Copy out all of the data exactly as it appears.

:::

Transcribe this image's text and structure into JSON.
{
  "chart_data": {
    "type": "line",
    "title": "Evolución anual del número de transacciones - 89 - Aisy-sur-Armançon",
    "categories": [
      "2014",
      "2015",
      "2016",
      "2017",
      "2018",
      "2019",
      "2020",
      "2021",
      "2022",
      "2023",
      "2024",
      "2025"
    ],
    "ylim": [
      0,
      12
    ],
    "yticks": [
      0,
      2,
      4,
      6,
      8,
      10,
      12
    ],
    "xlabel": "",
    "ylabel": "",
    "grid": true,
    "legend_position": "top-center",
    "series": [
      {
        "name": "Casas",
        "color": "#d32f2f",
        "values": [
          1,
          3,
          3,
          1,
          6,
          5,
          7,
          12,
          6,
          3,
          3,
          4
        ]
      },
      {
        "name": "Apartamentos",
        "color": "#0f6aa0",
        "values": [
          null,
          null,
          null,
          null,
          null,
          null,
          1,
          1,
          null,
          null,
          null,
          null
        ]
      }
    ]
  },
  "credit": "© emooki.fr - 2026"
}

:::

#### ANSWER:
Transcribe this image's text and structure into JSON.
{
  "chart_data": {
    "type": "line",
    "title": "Evolución anual del número de transacciones - 89 - Aisy-sur-Armançon",
    "categories": [
      "2014",
      "2015",
      "2016",
      "2017",
      "2018",
      "2019",
      "2020",
      "2021",
      "2022",
      "2023",
      "2024",
      "2025"
    ],
    "ylim": [
      0,
      12
    ],
    "yticks": [
      0,
      2,
      4,
      6,
      8,
      10,
      12
    ],
    "xlabel": "",
    "ylabel": "",
    "grid": true,
    "legend_position": "top-center",
    "series": [
      {
        "name": "Casas",
        "color": "#d32f2f",
        "values": [
          1,
          3,
          3,
          1,
          6,
          5,
          7,
          12,
          6,
          3,
          3,
          4
        ]
      },
      {
        "name": "Apartamentos",
        "color": "#0f6aa0",
        "values": [
          null,
          null,
          null,
          null,
          null,
          null,
          1,
          1,
          null,
          null,
          null,
          null
        ]
      }
    ]
  },
  "credit": "© emooki.fr - 2026"
}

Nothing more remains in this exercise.